Stated goal
Which lines hold the string "fanguinis"? Copy every one of them.
------------
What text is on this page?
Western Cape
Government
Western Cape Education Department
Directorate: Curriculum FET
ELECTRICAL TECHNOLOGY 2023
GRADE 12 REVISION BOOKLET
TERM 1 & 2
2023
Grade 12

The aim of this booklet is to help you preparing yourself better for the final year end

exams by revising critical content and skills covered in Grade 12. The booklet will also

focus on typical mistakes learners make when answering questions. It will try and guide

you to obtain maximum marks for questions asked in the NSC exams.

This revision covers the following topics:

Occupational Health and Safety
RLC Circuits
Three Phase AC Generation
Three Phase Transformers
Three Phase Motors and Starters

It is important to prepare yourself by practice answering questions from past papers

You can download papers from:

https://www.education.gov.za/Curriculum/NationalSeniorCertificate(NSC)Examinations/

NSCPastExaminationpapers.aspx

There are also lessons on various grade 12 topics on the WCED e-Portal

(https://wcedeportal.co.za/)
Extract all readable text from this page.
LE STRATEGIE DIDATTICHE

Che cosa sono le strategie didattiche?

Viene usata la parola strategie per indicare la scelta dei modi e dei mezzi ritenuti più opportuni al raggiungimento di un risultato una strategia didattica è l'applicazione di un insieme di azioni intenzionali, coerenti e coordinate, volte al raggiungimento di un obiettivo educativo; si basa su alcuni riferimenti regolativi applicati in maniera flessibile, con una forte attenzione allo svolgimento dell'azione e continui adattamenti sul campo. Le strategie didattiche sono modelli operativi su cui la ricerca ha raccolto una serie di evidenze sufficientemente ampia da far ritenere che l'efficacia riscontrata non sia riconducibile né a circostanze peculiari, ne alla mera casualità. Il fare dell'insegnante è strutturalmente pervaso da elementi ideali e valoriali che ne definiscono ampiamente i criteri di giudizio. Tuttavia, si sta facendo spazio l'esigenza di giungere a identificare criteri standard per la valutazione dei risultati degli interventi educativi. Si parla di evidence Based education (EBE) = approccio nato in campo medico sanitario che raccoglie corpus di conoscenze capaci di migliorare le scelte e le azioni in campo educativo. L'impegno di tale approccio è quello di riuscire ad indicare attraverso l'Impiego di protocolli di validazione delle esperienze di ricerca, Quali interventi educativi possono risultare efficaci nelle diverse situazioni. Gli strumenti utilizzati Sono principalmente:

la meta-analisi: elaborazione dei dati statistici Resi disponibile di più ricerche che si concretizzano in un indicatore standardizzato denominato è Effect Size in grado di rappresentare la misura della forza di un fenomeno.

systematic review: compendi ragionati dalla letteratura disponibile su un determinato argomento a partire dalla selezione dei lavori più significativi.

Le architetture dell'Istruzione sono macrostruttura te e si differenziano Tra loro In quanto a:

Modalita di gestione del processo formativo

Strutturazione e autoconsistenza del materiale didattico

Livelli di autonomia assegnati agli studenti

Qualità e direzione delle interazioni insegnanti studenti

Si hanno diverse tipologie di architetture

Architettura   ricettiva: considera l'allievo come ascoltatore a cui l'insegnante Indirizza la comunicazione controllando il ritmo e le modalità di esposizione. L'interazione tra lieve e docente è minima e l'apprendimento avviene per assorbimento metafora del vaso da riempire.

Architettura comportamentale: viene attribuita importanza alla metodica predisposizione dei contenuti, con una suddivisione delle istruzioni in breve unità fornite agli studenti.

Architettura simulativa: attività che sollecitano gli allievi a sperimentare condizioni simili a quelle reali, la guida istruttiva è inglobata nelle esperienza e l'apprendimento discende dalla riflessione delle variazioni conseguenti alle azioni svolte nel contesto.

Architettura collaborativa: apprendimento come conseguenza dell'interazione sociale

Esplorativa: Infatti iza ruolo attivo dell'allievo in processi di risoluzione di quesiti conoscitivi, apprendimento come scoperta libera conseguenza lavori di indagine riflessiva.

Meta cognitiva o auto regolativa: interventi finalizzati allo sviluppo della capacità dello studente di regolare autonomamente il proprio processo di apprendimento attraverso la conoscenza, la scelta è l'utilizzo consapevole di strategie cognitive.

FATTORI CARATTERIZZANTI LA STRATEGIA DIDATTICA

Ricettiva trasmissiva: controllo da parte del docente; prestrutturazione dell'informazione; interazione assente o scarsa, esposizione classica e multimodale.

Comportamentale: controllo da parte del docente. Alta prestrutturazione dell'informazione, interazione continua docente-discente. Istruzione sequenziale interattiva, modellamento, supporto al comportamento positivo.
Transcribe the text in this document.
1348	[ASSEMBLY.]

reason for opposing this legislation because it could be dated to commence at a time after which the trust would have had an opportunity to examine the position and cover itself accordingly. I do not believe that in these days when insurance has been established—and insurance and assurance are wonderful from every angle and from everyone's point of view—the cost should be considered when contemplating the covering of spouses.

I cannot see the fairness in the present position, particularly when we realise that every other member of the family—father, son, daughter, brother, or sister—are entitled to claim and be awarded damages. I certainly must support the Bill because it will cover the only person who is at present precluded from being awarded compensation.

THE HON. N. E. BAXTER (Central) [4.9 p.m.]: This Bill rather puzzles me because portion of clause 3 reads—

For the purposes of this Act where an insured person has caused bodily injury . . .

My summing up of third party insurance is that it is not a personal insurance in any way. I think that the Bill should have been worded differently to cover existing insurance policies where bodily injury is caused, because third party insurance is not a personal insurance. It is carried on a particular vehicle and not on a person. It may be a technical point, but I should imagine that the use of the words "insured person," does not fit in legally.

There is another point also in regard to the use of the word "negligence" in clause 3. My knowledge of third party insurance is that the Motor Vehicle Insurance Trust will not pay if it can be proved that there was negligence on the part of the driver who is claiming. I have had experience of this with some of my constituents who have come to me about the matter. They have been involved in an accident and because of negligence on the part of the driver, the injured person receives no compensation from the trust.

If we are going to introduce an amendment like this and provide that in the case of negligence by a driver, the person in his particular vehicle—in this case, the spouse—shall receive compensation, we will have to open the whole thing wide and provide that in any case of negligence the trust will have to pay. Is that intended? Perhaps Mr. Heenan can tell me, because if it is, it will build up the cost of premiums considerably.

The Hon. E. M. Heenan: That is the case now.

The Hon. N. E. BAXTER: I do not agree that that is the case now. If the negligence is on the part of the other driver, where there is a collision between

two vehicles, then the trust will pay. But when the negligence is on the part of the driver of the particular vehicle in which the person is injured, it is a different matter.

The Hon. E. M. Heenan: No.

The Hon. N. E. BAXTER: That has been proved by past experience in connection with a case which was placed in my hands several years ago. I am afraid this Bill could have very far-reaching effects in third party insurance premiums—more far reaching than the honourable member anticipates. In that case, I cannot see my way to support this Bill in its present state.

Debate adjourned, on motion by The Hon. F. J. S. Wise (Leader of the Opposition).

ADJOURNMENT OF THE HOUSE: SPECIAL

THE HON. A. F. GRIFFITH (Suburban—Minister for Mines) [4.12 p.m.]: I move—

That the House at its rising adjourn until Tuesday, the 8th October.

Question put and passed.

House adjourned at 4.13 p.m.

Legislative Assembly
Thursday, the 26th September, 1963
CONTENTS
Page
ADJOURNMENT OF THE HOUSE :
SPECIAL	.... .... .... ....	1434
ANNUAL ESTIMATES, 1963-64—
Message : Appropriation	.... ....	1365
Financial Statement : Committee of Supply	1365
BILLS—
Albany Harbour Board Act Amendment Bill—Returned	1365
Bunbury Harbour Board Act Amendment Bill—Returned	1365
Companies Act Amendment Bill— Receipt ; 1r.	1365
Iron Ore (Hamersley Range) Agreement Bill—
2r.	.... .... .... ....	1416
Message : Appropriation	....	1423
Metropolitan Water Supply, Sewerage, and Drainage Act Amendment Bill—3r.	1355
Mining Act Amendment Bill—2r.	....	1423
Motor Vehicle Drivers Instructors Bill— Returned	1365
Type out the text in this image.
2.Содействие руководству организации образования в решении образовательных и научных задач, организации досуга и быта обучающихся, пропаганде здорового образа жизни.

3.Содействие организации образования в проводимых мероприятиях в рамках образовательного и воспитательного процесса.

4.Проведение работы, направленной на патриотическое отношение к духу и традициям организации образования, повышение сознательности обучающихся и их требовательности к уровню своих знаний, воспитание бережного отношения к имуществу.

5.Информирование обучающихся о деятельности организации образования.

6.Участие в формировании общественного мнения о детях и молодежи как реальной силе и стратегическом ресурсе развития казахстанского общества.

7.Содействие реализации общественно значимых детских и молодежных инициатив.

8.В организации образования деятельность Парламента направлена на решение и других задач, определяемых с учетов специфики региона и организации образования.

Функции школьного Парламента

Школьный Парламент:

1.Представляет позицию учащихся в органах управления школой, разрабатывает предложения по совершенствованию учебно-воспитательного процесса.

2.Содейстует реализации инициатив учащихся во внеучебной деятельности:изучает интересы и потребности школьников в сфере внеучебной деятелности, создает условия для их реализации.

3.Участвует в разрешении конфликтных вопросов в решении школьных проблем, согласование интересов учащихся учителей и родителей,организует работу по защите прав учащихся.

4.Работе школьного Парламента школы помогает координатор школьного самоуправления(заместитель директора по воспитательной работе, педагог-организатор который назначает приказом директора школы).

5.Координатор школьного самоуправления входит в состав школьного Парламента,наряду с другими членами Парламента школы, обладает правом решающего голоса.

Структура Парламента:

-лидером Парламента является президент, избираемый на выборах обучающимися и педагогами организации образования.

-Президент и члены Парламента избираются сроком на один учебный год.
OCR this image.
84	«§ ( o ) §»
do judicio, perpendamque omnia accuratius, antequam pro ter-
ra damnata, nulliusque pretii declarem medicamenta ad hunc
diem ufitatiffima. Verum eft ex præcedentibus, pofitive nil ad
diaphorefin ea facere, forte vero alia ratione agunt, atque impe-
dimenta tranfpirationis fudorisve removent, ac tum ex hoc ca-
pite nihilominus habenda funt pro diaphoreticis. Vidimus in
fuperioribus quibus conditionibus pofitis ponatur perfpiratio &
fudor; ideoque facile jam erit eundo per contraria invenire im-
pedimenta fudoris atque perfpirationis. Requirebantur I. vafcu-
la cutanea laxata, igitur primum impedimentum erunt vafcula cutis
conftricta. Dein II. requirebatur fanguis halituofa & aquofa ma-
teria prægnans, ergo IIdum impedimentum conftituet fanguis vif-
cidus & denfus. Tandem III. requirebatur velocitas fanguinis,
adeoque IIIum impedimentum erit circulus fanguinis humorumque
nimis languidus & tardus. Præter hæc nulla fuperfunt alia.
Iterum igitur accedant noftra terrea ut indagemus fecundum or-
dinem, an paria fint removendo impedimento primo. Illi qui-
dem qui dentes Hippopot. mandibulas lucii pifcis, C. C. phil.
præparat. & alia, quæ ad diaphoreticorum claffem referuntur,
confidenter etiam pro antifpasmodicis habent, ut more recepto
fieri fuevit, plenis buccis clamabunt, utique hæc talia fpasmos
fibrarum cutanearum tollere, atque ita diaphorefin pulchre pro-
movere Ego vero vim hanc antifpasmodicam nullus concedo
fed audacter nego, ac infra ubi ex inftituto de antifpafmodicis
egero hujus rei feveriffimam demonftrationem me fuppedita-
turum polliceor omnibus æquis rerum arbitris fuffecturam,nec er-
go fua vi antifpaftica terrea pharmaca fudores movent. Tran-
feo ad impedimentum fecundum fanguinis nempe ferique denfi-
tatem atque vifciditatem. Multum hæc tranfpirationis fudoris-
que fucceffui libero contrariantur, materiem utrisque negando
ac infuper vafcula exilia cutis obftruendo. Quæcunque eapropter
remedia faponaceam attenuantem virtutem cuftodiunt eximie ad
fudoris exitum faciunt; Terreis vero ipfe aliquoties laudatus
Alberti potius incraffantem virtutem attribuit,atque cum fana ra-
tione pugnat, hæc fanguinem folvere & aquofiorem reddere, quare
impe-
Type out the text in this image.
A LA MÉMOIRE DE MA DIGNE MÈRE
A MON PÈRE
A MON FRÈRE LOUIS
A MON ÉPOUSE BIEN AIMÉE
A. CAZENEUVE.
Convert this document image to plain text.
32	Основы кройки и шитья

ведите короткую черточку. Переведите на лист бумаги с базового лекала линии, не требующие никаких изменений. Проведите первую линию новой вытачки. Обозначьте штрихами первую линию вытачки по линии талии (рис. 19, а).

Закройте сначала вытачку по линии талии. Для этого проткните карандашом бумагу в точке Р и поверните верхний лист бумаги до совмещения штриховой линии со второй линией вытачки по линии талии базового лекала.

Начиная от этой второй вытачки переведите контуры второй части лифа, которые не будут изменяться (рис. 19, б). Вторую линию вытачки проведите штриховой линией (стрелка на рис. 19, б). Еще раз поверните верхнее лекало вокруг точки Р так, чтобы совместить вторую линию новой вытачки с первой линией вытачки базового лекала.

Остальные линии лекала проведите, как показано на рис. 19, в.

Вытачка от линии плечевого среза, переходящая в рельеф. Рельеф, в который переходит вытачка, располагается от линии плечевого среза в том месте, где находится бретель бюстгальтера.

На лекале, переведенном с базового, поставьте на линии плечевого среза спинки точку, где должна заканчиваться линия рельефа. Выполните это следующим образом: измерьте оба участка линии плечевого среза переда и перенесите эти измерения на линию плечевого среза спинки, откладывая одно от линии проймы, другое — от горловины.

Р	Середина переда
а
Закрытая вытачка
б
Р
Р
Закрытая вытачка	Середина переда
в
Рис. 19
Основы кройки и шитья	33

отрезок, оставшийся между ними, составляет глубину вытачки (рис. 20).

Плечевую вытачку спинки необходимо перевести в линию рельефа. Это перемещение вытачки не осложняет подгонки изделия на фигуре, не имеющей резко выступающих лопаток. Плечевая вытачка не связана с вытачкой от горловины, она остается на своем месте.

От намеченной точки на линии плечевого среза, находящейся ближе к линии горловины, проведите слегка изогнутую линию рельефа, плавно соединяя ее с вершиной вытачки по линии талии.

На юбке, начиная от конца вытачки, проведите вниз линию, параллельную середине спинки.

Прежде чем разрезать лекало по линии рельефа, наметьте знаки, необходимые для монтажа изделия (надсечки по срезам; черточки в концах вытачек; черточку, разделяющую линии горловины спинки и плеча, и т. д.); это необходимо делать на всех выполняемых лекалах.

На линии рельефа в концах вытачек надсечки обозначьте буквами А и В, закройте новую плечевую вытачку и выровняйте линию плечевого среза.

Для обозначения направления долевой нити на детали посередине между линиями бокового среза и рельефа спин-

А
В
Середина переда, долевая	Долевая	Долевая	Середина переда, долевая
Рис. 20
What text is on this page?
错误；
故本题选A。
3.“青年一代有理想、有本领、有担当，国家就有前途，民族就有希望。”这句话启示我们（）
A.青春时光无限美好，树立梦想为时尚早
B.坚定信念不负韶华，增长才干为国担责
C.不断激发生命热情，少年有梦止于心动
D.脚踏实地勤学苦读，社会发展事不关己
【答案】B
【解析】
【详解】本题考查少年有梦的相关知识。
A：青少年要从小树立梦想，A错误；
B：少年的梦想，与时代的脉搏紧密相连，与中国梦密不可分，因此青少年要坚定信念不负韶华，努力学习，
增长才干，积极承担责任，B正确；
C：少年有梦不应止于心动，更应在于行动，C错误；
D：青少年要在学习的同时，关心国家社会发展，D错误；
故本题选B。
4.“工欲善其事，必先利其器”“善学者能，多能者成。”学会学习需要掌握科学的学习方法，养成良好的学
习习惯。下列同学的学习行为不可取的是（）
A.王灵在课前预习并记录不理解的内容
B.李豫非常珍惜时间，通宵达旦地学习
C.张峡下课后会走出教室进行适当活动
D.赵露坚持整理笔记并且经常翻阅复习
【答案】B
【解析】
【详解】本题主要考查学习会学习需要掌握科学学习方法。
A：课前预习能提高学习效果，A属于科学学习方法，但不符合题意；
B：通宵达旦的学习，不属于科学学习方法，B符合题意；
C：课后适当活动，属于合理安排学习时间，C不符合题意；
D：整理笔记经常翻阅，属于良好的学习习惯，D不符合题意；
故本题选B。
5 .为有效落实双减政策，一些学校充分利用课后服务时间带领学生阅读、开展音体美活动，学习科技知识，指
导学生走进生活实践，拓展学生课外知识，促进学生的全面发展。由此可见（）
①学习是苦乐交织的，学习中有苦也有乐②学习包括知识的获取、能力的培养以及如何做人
------------
Response
cidus & denfus. Tandem III. requirebatur velocitas fanguinis,
adeoque IIIum impedimentum erit circulus fanguinis humorumque
feo ad impedimentum fecundum fanguinis nempe ferique denfi-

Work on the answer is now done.